_GOAL:_ Images embedded in the records are excluded; print everything else exactly as given.

- - -

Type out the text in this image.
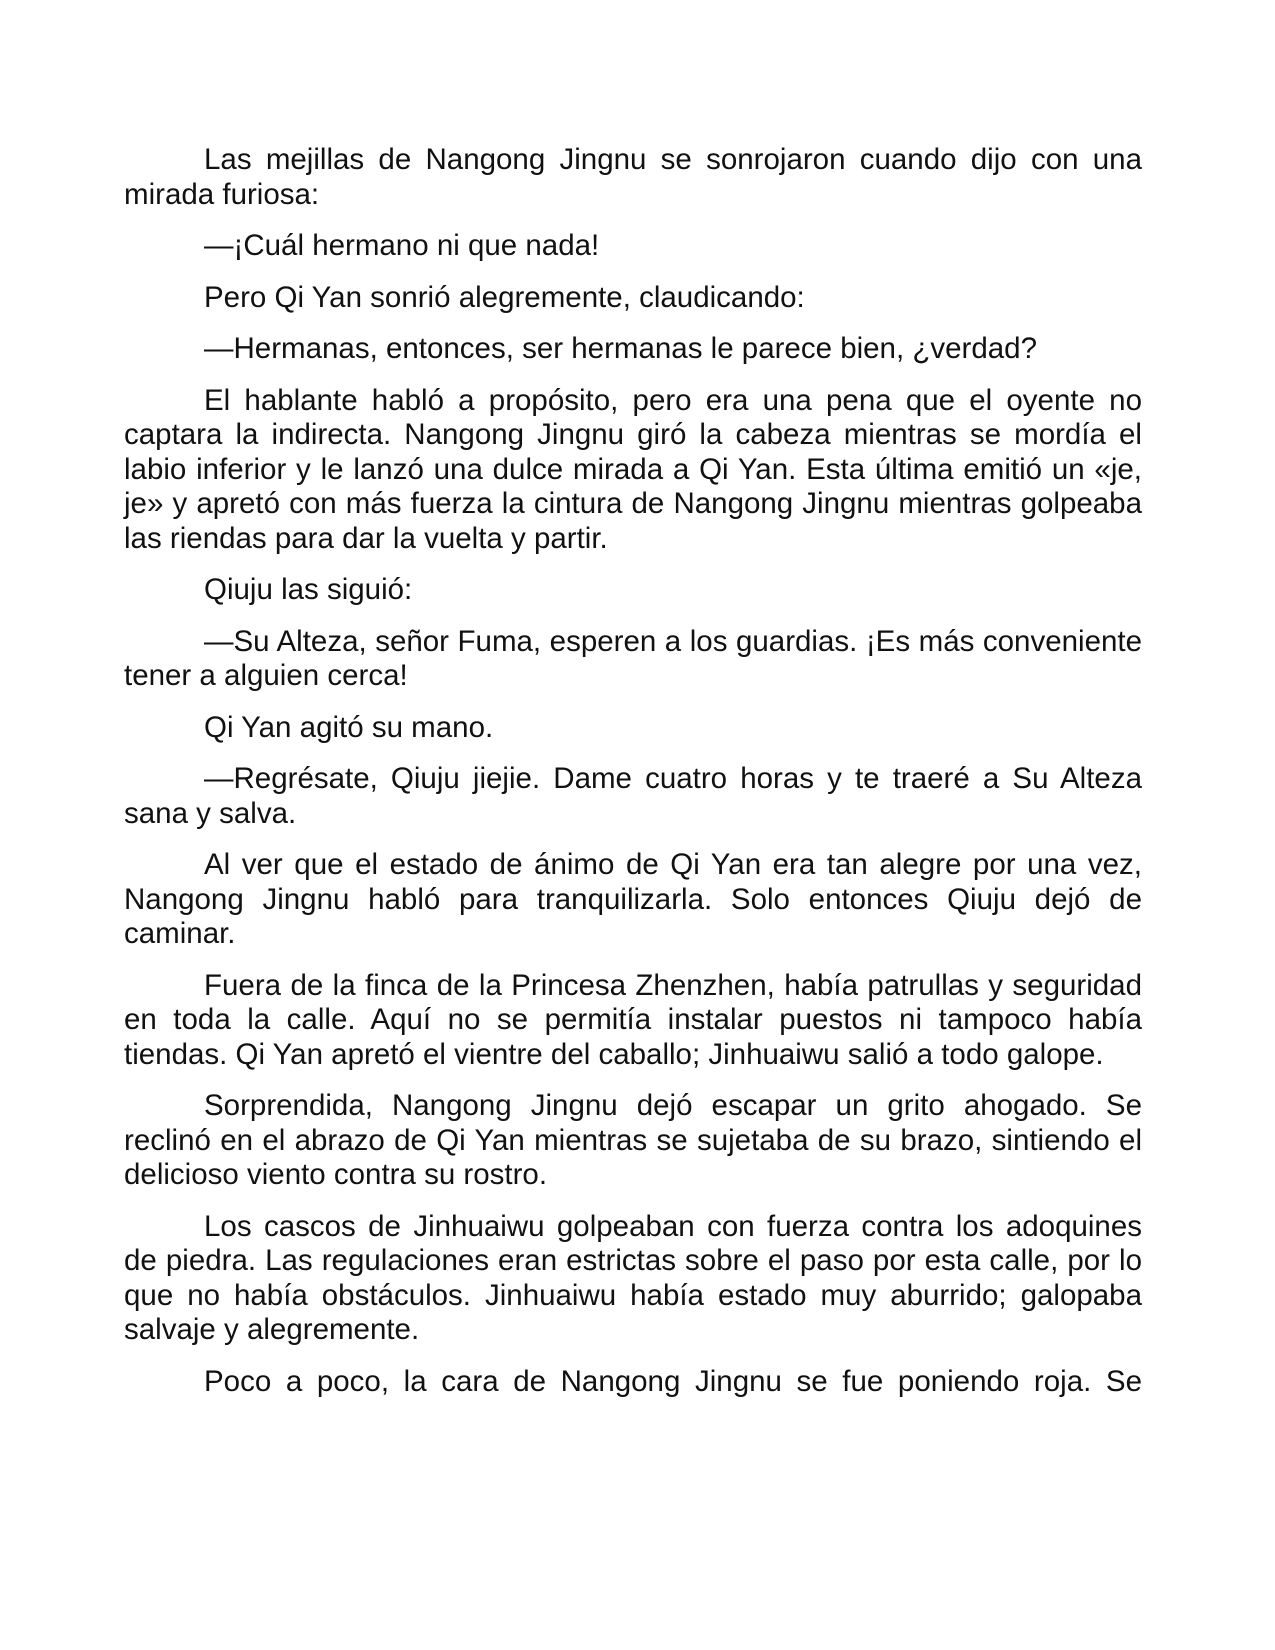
Las mejillas de Nangong Jingnu se sonrojaron cuando dijo con una mirada furiosa:

—¡Cuál hermano ni que nada!

Pero Qi Yan sonrió alegremente, claudicando:

—Hermanas, entonces, ser hermanas le parece bien, ¿verdad?

El hablante habló a propósito, pero era una pena que el oyente no captara la indirecta. Nangong Jingnu giró la cabeza mientras se mordía el labio inferior y le lanzó una dulce mirada a Qi Yan. Esta última emitió un «je, je» y apretó con más fuerza la cintura de Nangong Jingnu mientras golpeaba las riendas para dar la vuelta y partir.

Qiuju las siguió:

—Su Alteza, señor Fuma, esperen a los guardias. ¡Es más conveniente tener a alguien cerca!

Qi Yan agitó su mano.

—Regrésate, Qiuju jiejie. Dame cuatro horas y te traeré a Su Alteza sana y salva.

Al ver que el estado de ánimo de Qi Yan era tan alegre por una vez, Nangong Jingnu habló para tranquilizarla. Solo entonces Qiuju dejó de caminar.

Fuera de la finca de la Princesa Zhenzhen, había patrullas y seguridad en toda la calle. Aquí no se permitía instalar puestos ni tampoco había tiendas. Qi Yan apretó el vientre del caballo; Jinhuaiwu salió a todo galope.

Sorprendida, Nangong Jingnu dejó escapar un grito ahogado. Se reclinó en el abrazo de Qi Yan mientras se sujetaba de su brazo, sintiendo el delicioso viento contra su rostro.

Los cascos de Jinhuaiwu golpeaban con fuerza contra los adoquines de piedra. Las regulaciones eran estrictas sobre el paso por esta calle, por lo que no había obstáculos. Jinhuaiwu había estado muy aburrido; galopaba salvaje y alegremente.

Poco a poco, la cara de Nangong Jingnu se fue poniendo roja. Se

- - -

_COMPLETE OUTPUT:_
Type out the text in this image.
Las mejillas de Nangong Jingnu se sonrojaron cuando dijo con una mirada furiosa:

—¡Cuál hermano ni que nada!

Pero Qi Yan sonrió alegremente, claudicando:

—Hermanas, entonces, ser hermanas le parece bien, ¿verdad?

El hablante habló a propósito, pero era una pena que el oyente no captara la indirecta. Nangong Jingnu giró la cabeza mientras se mordía el labio inferior y le lanzó una dulce mirada a Qi Yan. Esta última emitió un «je, je» y apretó con más fuerza la cintura de Nangong Jingnu mientras golpeaba las riendas para dar la vuelta y partir.

Qiuju las siguió:

—Su Alteza, señor Fuma, esperen a los guardias. ¡Es más conveniente tener a alguien cerca!

Qi Yan agitó su mano.

—Regrésate, Qiuju jiejie. Dame cuatro horas y te traeré a Su Alteza sana y salva.

Al ver que el estado de ánimo de Qi Yan era tan alegre por una vez, Nangong Jingnu habló para tranquilizarla. Solo entonces Qiuju dejó de caminar.

Fuera de la finca de la Princesa Zhenzhen, había patrullas y seguridad en toda la calle. Aquí no se permitía instalar puestos ni tampoco había tiendas. Qi Yan apretó el vientre del caballo; Jinhuaiwu salió a todo galope.

Sorprendida, Nangong Jingnu dejó escapar un grito ahogado. Se reclinó en el abrazo de Qi Yan mientras se sujetaba de su brazo, sintiendo el delicioso viento contra su rostro.

Los cascos de Jinhuaiwu golpeaban con fuerza contra los adoquines de piedra. Las regulaciones eran estrictas sobre el paso por esta calle, por lo que no había obstáculos. Jinhuaiwu había estado muy aburrido; galopaba salvaje y alegremente.

Poco a poco, la cara de Nangong Jingnu se fue poniendo roja. Se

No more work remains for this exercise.